→ YOUR GOAL
Give only the lines from the one containing "Output the text content of this document." through the end of the material below, exactly as written.
Start RECORDS TO USE
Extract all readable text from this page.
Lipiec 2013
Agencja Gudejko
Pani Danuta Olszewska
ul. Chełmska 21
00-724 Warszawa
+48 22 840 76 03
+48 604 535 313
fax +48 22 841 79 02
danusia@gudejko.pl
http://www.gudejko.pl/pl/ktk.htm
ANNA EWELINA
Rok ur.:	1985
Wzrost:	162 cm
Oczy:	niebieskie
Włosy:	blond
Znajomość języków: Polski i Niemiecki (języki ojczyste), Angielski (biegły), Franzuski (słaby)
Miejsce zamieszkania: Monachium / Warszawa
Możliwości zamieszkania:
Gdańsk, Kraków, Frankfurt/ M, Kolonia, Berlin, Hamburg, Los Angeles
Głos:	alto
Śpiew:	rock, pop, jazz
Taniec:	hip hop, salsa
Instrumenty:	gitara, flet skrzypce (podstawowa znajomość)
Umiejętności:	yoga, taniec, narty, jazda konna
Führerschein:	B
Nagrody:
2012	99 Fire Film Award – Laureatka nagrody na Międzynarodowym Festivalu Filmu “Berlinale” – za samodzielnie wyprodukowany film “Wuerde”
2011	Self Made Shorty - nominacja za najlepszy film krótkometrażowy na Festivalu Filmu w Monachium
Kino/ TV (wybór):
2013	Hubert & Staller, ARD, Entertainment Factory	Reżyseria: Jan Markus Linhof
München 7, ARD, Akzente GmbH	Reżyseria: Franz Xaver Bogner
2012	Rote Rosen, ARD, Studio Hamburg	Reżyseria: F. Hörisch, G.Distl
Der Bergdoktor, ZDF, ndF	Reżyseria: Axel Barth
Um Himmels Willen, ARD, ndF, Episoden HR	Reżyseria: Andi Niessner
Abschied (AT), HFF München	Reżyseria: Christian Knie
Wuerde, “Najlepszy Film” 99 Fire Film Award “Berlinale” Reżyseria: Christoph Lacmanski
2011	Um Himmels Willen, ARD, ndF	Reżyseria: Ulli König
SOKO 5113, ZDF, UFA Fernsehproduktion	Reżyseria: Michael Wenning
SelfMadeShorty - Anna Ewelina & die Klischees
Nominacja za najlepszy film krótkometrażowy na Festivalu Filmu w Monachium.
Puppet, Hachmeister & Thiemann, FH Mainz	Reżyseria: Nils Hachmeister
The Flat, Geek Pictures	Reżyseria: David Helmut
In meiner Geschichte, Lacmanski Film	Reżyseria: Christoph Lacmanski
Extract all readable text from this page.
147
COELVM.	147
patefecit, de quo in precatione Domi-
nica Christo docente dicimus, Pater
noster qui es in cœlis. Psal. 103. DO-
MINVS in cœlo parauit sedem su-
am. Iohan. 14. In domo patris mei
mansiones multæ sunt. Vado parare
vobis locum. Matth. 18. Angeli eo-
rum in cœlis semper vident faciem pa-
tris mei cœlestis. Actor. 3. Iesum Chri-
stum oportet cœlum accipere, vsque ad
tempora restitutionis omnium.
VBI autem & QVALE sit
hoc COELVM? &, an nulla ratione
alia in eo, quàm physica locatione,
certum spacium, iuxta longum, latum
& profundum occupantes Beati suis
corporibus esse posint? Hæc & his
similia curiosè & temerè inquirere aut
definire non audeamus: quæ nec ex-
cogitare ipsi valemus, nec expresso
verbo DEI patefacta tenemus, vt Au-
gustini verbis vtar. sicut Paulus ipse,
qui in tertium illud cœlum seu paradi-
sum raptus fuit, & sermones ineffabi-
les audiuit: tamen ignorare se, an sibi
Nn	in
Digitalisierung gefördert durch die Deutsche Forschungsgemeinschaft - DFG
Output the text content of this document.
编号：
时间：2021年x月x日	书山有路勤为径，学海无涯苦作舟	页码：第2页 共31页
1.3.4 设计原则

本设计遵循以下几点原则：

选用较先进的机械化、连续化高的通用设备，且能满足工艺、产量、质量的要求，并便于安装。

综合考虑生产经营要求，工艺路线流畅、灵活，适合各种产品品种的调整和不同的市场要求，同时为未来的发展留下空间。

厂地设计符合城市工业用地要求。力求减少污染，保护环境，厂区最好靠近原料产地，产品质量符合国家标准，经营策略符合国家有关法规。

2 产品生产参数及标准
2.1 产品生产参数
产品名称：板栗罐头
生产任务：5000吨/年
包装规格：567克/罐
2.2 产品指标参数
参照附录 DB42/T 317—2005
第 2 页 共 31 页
End RECORDS TO USE
→ WRITTEN RESPONSE
Output the text content of this document.
编号：
时间：2021年x月x日	书山有路勤为径，学海无涯苦作舟	页码：第2页 共31页
1.3.4 设计原则

本设计遵循以下几点原则：

选用较先进的机械化、连续化高的通用设备，且能满足工艺、产量、质量的要求，并便于安装。

综合考虑生产经营要求，工艺路线流畅、灵活，适合各种产品品种的调整和不同的市场要求，同时为未来的发展留下空间。

厂地设计符合城市工业用地要求。力求减少污染，保护环境，厂区最好靠近原料产地，产品质量符合国家标准，经营策略符合国家有关法规。

2 产品生产参数及标准
2.1 产品生产参数
产品名称：板栗罐头
生产任务：5000吨/年
包装规格：567克/罐
2.2 产品指标参数
参照附录 DB42/T 317—2005
第 2 页 共 31 页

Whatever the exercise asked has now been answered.